Les membres des groupes occitans revendiquent ouvertement leur passion pour l’OM en arborant écharpes, maillots ou autres signes évoquant le club, sur scène ou dans la vie de tous les jours, et l’évoquent dans plusieurs de leurs chansons.

Le répertoire des supporters comprend deux chants empruntés aux groupes phares de Marseille, IAM et MSS (Gasquet-Cyrus, 2000a), mais il est toutefois exagéré de dire que les musiciens des groupes occitans ont appris la langue « dans les clubs de supporteurs de l’OM, fiers utilisateurs des patois marseillais et occitan » (Leroux, 1999a) ou que l’occitan, « se croise également avec le parler de certains supporteurs de l’OM » (Leroux, 1999b).

Si les réseaux permettent une prise de conscience de l’occitan et une sensibilisation à la langue, ils ne modifient en rien les pratiques.

Les réseaux musicaux demeurent les plus efficaces.

Nous allons prendre pour exemple une journée bien particulière dont nous avons suivi le déroulement : le 14/04/00, MSS sortait son nouvel album et avait organisé pour cela un ensemble de festivités sur la Plaine.

Un groupe hétéroclite d’environ 70 personnes (avec notamment des supporters de l’OM) suivait en marchant quelques musiciens qui allaient d’un bar à l’autre du quartier où l’on servait gratuitement des tournées de pastis en écoutant des extraits du nouvel album.

Le drapeau des MTP flottait à l’entrée du Bar de la Plaine.

_TÂCHE BRÈVE 1_
Recopiez mot pour mot l'intégralité de l'extrait sur les groupes occitans et les supporters de l'OM.

_DONNÉES DE TRAVAIL_
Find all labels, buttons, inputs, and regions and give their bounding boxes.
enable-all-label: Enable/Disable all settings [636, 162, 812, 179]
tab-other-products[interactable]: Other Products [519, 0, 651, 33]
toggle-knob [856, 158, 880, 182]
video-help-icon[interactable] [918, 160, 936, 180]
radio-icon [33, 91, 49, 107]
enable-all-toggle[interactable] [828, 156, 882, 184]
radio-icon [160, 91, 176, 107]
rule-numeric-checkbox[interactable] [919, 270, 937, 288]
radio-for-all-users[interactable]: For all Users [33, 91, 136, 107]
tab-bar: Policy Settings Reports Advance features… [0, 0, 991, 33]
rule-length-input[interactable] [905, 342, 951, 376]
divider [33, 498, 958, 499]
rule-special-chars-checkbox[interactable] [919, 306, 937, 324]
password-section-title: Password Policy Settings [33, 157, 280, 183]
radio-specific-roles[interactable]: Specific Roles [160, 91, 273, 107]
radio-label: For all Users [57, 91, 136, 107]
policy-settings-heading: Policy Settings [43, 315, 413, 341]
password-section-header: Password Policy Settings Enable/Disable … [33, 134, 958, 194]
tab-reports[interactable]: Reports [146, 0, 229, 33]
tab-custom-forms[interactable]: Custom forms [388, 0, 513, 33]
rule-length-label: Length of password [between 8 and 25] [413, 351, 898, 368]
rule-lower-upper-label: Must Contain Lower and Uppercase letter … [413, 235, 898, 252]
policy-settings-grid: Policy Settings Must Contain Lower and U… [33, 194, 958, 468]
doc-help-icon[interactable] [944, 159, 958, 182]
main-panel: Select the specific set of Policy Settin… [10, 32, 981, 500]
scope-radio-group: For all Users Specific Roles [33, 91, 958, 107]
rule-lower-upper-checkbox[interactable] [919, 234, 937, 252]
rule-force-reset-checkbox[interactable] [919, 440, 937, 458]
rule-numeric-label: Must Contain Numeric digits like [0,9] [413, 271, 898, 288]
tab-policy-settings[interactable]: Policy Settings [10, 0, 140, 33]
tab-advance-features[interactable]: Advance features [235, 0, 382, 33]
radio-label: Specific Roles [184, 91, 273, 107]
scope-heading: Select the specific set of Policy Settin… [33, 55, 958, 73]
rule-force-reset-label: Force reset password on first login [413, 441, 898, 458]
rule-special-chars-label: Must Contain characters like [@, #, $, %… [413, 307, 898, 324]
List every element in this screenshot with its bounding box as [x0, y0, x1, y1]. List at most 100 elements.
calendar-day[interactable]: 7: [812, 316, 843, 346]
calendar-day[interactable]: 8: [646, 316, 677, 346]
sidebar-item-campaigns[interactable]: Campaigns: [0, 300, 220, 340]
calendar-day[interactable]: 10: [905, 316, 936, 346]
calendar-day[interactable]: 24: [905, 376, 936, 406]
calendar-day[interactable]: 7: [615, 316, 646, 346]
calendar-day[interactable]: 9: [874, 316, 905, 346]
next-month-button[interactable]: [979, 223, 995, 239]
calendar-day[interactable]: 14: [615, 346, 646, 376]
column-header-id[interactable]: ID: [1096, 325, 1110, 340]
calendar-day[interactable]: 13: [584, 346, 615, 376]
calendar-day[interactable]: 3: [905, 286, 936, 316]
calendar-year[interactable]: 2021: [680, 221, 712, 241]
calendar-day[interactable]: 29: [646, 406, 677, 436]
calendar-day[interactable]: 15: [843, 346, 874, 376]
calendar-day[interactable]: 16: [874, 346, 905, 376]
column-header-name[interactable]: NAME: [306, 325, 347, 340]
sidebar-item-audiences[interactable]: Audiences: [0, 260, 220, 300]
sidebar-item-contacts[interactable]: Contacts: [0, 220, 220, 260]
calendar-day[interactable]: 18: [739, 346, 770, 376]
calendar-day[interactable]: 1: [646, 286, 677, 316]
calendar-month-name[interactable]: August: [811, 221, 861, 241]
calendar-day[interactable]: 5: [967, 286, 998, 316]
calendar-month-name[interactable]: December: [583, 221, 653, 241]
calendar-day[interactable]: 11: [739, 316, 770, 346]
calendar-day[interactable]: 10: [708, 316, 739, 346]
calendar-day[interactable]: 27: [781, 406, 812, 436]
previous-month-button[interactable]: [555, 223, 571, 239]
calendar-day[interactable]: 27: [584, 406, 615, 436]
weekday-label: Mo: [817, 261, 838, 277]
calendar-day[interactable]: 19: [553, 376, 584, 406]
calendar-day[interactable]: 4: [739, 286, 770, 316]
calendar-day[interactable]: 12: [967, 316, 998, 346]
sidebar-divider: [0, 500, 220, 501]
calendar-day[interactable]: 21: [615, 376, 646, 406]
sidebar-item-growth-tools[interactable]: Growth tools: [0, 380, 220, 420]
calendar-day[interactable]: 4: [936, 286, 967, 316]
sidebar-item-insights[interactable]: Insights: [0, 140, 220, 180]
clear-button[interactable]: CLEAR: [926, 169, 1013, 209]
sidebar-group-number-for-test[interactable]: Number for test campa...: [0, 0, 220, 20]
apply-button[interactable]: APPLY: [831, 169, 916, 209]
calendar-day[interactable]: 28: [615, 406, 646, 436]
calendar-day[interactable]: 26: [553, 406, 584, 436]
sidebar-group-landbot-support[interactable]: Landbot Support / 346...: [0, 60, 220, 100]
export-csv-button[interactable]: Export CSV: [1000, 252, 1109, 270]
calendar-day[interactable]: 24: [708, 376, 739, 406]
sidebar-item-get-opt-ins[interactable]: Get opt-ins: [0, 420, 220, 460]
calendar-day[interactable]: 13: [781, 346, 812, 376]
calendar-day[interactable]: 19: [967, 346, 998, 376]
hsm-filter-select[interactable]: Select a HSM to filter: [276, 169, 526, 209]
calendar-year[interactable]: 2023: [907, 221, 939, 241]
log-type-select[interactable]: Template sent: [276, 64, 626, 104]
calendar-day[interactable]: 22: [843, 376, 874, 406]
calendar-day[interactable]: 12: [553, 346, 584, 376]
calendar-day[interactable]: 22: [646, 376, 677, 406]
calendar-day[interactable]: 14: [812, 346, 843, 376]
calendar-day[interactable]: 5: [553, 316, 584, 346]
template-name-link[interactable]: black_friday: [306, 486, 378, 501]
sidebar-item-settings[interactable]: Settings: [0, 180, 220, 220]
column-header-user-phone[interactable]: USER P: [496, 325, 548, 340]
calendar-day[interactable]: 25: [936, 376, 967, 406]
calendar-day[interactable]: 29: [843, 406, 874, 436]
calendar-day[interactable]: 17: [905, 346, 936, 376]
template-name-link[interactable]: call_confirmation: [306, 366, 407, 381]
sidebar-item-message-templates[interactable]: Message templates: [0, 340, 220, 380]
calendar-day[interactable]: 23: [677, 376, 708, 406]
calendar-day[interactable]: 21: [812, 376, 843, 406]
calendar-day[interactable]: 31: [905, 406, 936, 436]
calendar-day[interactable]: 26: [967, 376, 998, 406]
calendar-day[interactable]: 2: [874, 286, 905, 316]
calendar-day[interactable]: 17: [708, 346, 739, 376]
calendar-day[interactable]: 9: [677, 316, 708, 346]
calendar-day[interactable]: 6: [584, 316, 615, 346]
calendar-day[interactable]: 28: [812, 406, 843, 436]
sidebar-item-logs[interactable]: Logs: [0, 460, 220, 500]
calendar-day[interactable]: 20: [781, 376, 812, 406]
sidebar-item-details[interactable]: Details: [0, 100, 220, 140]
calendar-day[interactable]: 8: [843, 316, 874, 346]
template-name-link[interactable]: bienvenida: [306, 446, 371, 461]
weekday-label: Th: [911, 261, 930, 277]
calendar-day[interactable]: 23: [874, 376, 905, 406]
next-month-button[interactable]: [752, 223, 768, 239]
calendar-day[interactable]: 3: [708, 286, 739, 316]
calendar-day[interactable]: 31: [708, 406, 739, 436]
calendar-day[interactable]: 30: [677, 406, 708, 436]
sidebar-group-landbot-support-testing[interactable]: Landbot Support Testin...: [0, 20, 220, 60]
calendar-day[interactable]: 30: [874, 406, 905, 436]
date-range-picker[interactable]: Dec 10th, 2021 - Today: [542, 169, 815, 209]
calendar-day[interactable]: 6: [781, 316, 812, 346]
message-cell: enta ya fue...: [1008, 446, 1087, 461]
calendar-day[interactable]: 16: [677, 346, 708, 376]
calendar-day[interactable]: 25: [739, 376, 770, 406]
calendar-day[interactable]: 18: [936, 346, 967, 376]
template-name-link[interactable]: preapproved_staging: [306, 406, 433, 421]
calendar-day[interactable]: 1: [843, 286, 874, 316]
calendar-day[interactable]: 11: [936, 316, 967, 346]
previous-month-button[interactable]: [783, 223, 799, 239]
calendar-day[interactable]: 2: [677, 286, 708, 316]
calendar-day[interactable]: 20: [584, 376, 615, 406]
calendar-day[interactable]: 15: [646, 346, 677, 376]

_TÂCHE BRÈVE 2_
Présentez sous forme de liste JSON de chaînes, à raison d'une chaîne par ligne et sans les lignes vides, les lignes des enregistrements depuis la toute première jusqu'à celle qui contient « radio-icon [160, 91, 176, 107] », celle-ci comprise.

_RÉPONSE FINALE 1_
Les membres des groupes occitans revendiquent ouvertement leur passion pour l’OM en arborant écharpes, maillots ou autres signes évoquant le club, sur scène ou dans la vie de tous les jours, et l’évoquent dans plusieurs de leurs chansons.

Le répertoire des supporters comprend deux chants empruntés aux groupes phares de Marseille, IAM et MSS (Gasquet-Cyrus, 2000a), mais il est toutefois exagéré de dire que les musiciens des groupes occitans ont appris la langue « dans les clubs de supporteurs de l’OM, fiers utilisateurs des patois marseillais et occitan » (Leroux, 1999a) ou que l’occitan, « se croise également avec le parler de certains supporteurs de l’OM » (Leroux, 1999b).

Si les réseaux permettent une prise de conscience de l’occitan et une sensibilisation à la langue, ils ne modifient en rien les pratiques.

Les réseaux musicaux demeurent les plus efficaces.

Nous allons prendre pour exemple une journée bien particulière dont nous avons suivi le déroulement : le 14/04/00, MSS sortait son nouvel album et avait organisé pour cela un ensemble de festivités sur la Plaine.

Un groupe hétéroclite d’environ 70 personnes (avec notamment des supporters de l’OM) suivait en marchant quelques musiciens qui allaient d’un bar à l’autre du quartier où l’on servait gratuitement des tournées de pastis en écoutant des extraits du nouvel album.

Le drapeau des MTP flottait à l’entrée du Bar de la Plaine.

_RÉPONSE FINALE 2_
[
  "Find all labels, buttons, inputs, and regions and give their bounding boxes.",
  "enable-all-label: Enable/Disable all settings [636, 162, 812, 179]",
  "tab-other-products[interactable]: Other Products [519, 0, 651, 33]",
  "toggle-knob [856, 158, 880, 182]",
  "video-help-icon[interactable] [918, 160, 936, 180]",
  "radio-icon [33, 91, 49, 107]",
  "enable-all-toggle[interactable] [828, 156, 882, 184]",
  "radio-icon [160, 91, 176, 107]"
]